— START OF Records for this task —

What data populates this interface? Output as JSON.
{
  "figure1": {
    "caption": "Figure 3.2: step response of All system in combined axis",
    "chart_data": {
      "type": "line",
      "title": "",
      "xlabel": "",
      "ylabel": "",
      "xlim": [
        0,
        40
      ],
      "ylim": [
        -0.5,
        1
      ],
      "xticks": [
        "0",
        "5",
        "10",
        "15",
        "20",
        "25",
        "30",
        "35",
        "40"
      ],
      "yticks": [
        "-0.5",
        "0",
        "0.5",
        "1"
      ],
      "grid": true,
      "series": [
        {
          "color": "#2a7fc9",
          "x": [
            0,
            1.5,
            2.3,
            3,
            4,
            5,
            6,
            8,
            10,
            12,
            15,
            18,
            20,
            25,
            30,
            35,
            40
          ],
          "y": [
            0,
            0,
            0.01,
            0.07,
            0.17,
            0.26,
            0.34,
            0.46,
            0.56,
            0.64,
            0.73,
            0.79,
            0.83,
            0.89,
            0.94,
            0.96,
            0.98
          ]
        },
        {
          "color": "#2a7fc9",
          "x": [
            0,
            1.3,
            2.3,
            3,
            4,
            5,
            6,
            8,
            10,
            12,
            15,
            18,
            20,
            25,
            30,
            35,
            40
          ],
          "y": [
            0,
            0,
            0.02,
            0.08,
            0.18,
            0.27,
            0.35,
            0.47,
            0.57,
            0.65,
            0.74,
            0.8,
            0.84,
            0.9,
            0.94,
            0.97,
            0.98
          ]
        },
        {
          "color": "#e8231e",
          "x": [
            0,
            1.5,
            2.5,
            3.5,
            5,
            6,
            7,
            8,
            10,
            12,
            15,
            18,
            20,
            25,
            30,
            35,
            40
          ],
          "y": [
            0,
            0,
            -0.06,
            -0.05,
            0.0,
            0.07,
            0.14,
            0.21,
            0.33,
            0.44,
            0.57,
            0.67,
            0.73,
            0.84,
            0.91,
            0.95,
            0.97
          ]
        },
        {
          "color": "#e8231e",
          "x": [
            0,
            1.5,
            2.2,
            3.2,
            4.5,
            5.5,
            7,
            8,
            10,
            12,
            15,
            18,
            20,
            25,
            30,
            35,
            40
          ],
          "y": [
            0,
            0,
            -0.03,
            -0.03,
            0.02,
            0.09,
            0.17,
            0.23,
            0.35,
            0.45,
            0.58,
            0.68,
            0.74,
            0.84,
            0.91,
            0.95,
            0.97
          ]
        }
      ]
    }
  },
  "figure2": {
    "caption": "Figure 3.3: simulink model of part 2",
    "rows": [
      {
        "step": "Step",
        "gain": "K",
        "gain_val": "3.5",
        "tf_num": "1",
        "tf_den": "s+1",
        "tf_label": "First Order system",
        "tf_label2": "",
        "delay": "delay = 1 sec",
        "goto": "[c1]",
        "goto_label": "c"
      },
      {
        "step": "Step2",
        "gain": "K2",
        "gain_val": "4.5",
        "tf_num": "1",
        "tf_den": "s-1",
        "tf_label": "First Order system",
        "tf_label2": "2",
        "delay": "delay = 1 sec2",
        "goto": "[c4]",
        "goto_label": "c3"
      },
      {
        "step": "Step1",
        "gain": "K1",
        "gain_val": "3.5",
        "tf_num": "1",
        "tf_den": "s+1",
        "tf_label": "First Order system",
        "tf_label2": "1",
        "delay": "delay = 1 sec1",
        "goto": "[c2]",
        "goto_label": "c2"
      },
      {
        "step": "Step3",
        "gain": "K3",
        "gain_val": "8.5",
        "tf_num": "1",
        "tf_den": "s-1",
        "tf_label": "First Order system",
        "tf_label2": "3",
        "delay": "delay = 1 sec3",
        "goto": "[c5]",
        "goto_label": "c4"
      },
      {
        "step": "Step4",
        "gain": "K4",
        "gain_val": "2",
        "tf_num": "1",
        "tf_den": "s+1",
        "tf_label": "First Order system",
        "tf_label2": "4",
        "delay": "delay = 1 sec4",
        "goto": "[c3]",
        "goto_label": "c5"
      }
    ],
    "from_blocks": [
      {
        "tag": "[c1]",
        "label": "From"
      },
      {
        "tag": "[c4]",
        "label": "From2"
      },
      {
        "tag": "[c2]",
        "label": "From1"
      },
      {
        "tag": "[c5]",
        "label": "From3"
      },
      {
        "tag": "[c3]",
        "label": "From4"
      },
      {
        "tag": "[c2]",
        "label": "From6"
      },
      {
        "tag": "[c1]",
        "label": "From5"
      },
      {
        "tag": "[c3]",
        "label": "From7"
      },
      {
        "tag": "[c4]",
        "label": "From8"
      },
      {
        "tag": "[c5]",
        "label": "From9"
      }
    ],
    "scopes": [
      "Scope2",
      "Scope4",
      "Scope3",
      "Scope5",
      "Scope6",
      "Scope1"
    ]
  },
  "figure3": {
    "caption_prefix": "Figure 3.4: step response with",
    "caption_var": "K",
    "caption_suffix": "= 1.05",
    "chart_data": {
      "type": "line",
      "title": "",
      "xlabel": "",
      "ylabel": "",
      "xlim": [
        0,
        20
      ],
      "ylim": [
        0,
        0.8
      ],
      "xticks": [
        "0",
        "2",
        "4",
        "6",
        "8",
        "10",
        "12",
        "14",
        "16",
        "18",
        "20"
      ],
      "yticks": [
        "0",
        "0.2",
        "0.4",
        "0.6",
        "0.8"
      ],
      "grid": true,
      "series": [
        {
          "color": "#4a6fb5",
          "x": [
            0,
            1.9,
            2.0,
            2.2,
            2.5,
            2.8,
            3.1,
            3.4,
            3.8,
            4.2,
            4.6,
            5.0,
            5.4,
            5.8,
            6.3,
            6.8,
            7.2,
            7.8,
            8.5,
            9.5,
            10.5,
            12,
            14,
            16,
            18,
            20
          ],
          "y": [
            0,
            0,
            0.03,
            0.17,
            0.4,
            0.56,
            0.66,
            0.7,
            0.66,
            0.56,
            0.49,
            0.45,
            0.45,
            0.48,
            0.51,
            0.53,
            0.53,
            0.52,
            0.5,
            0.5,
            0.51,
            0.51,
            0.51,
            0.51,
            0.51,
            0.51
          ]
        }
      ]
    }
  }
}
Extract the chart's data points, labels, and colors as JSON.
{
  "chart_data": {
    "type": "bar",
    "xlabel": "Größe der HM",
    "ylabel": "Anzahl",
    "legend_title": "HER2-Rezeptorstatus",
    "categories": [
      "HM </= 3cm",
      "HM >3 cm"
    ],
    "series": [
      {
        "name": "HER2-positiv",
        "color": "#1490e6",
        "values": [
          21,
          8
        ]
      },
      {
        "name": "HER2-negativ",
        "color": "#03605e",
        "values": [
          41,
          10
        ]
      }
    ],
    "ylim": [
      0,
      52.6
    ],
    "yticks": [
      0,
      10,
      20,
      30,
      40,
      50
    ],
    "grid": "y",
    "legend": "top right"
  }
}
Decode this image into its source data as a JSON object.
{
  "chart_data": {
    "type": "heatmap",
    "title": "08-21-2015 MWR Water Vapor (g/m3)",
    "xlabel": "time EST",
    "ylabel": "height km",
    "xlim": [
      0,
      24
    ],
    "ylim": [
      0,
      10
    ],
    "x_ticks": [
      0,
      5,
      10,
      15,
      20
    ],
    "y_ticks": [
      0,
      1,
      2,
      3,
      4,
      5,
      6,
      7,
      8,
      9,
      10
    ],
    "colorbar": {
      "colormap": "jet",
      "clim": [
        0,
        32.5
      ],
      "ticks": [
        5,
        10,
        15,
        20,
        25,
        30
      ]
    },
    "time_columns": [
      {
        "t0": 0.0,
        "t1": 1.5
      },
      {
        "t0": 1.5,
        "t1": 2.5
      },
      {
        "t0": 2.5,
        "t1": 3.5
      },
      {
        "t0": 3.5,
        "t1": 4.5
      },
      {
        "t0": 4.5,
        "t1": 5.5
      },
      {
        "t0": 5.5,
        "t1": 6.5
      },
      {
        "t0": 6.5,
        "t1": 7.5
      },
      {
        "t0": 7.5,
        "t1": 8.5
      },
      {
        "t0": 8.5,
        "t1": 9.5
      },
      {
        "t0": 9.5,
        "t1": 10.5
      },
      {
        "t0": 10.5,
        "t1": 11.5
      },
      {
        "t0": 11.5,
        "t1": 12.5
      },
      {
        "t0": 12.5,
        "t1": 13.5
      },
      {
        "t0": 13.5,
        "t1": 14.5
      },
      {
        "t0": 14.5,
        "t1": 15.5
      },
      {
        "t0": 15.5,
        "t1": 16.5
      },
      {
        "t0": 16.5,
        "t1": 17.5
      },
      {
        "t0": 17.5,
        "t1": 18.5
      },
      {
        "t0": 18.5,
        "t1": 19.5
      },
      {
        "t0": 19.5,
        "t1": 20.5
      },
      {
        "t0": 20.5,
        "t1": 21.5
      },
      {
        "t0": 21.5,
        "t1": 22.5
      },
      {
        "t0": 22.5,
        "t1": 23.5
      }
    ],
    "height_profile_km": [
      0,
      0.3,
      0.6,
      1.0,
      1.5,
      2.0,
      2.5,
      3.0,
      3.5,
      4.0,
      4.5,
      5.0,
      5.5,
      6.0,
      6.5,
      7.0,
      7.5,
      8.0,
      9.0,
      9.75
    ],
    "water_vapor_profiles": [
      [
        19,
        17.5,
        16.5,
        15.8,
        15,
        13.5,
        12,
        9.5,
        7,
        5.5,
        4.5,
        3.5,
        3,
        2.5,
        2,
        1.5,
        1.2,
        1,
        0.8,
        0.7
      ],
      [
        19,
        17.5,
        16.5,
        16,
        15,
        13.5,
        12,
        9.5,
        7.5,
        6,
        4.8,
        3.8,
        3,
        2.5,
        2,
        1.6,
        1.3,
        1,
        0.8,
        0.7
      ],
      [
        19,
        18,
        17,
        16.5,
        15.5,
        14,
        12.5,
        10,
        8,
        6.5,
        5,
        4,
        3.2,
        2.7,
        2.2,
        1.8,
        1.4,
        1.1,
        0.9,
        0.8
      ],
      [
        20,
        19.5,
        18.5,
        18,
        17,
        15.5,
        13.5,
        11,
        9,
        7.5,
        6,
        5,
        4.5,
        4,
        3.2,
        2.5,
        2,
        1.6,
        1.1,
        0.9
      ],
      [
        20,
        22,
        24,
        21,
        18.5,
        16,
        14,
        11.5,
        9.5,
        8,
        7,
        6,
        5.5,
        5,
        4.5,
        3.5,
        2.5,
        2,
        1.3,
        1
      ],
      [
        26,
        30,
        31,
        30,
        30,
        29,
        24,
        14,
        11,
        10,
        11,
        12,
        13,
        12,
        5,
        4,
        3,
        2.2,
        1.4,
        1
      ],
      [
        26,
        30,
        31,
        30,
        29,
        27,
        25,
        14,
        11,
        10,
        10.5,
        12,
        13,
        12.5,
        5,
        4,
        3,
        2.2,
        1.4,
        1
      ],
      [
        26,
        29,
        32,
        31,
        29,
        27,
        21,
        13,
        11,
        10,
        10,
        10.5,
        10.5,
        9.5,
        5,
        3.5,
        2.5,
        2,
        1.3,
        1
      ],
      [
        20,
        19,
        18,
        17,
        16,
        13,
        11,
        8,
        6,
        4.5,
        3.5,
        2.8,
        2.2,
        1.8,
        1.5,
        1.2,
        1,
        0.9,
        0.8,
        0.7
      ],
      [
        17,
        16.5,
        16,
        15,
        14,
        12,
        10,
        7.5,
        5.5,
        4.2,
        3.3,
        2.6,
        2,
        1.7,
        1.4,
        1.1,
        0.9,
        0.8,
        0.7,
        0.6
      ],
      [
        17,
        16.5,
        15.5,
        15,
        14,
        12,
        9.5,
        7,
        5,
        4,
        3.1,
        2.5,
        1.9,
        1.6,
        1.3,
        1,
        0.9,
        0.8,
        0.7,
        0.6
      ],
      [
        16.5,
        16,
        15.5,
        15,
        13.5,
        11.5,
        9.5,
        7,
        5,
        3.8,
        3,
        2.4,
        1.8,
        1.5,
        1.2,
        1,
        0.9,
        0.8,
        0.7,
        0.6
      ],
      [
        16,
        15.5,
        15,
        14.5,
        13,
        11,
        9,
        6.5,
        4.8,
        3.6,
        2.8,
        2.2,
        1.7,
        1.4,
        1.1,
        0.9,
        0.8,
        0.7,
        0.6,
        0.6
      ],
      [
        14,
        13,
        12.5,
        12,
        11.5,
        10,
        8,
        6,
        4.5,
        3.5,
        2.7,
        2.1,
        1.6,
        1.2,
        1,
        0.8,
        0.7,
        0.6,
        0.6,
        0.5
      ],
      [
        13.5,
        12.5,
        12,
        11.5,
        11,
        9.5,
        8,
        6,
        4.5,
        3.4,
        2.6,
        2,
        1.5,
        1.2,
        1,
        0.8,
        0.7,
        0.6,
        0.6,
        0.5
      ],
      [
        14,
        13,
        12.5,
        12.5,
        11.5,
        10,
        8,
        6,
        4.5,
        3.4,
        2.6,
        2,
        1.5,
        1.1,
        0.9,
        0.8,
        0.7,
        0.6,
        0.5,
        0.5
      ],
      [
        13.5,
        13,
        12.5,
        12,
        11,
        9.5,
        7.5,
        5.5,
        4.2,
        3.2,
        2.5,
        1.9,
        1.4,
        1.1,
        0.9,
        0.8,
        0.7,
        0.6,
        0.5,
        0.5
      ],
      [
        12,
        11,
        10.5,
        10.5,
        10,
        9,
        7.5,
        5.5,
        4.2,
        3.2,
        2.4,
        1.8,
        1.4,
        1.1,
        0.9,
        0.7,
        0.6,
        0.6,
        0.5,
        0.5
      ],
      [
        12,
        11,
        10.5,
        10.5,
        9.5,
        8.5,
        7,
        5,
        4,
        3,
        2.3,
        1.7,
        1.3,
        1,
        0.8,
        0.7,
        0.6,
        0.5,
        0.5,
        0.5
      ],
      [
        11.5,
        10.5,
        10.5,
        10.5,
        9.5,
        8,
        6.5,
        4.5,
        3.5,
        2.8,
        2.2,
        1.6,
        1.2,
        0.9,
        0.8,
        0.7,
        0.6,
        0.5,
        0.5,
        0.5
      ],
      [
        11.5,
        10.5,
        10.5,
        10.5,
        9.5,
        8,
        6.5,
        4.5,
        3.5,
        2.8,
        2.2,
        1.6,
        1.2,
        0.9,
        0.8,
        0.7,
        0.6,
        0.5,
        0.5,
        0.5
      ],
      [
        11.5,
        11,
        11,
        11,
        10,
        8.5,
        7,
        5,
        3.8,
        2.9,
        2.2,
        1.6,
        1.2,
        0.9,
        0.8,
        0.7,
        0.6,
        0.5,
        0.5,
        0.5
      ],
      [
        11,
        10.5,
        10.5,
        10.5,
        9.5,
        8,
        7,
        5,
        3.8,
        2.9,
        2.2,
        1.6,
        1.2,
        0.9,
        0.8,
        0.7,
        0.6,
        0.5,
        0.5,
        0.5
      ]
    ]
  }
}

— END OF Records for this task —

| The exercise |
Find the string "response" in the records, then copy each line where it occurs.

| Output below |
    "caption": "Figure 3.2: step response of All system in combined axis",
    "caption_prefix": "Figure 3.4: step response with",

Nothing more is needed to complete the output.